◆ The tasks:
a. Set down the part of the Clojure syntax message from "Here's some reasons" to "(g x)) != (f(g x))." with its wording unchanged.
b. In the Clojure syntax message, what is the only restriction the proposal places on the f(x) notation?
c. Write what comes next in the Clojure syntax message, picking up after its last sentence.

— Start of Document —

On 26 December 2011 18:09, Louis Yu Lu <louisy...@gmail.com> wrote:
> My proposition is enhance Clojure to accept both (f x) and f(x), the
> leading item can appear either after ‘(‘ as usual with classic Lisp
> notion:
> (println "Hello," "world!")
> or with conventional function call notation:
>        println("Hello," "world!")
> The f(x) notation is just a syntax sugar, the only restriction is no
> space between the leading item and '('.  If one or more spaces in
> between, the item will be treated as a separate symbol.

This seems a -really- bad idea. I doubt there's any chance whatsoever
of this being adopted in Clojure.

Here's some reasons why not:

1. Using a single space to differentiate two completely different data
structures seems prone to error. e.g. (f (g x)) != (f(g x)).

— End of Document —
— Start of Information supplied —

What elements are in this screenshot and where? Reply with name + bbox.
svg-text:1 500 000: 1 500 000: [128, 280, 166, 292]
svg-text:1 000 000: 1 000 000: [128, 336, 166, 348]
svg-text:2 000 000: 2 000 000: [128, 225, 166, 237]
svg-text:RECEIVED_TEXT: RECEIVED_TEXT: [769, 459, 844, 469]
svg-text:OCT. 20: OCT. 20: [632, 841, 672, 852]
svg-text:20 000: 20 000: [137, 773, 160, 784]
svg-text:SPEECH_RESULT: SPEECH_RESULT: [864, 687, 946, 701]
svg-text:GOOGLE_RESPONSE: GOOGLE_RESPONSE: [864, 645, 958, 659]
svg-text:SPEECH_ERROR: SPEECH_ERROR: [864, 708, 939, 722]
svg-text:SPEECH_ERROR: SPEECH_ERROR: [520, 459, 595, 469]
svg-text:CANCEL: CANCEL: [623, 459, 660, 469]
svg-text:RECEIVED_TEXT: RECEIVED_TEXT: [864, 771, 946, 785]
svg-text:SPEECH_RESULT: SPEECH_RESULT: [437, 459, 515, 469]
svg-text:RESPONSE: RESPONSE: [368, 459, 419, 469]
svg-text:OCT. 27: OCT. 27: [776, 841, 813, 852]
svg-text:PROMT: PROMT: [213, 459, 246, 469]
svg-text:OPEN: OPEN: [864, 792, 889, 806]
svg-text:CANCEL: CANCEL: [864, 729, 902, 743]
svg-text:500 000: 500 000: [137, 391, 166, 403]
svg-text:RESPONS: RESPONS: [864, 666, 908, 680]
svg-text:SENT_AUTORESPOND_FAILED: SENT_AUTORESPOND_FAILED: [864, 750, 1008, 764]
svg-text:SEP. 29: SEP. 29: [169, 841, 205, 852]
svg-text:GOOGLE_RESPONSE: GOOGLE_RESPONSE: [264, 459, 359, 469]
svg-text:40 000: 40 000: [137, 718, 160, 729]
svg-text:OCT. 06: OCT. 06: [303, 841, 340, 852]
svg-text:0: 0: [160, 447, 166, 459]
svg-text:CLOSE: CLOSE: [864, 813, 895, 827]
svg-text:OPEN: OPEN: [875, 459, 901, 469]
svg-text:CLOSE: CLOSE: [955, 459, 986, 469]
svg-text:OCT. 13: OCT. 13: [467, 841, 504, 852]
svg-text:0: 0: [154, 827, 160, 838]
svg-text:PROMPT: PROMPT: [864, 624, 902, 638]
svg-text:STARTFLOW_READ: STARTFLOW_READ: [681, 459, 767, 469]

— End of Information supplied —

◆ Answers for this exercise:
a.
Here's some reasons why not:

1. Using a single space to differentiate two completely different data
structures seems prone to error. e.g. (f (g x)) != (f(g x)).

b. There must be no space between the leading item and '('.

c.
2. The syntax is inconsistent with other data structures, unless you
make f[x] = [f x] and f{x} = {f x}

3. It obscures the fact we're dealing with lists. When I see f(x), it
doesn't intuitively look like a list of two elements, whilst (f x)
does.

4. Two syntaxes for defining lists would make maintaining Clojure
programs -really- annoying.

5. It's incompatible with Lisp-aware editors like Emacs/Paredit.

I'm sure there are more reasons, but those should be enough
considering the only advantage is to make Clojure slightly more
approachable. And really, having a different syntax is good, because
it helps enforce the idea that (f x) is a data structure, not just a
function call.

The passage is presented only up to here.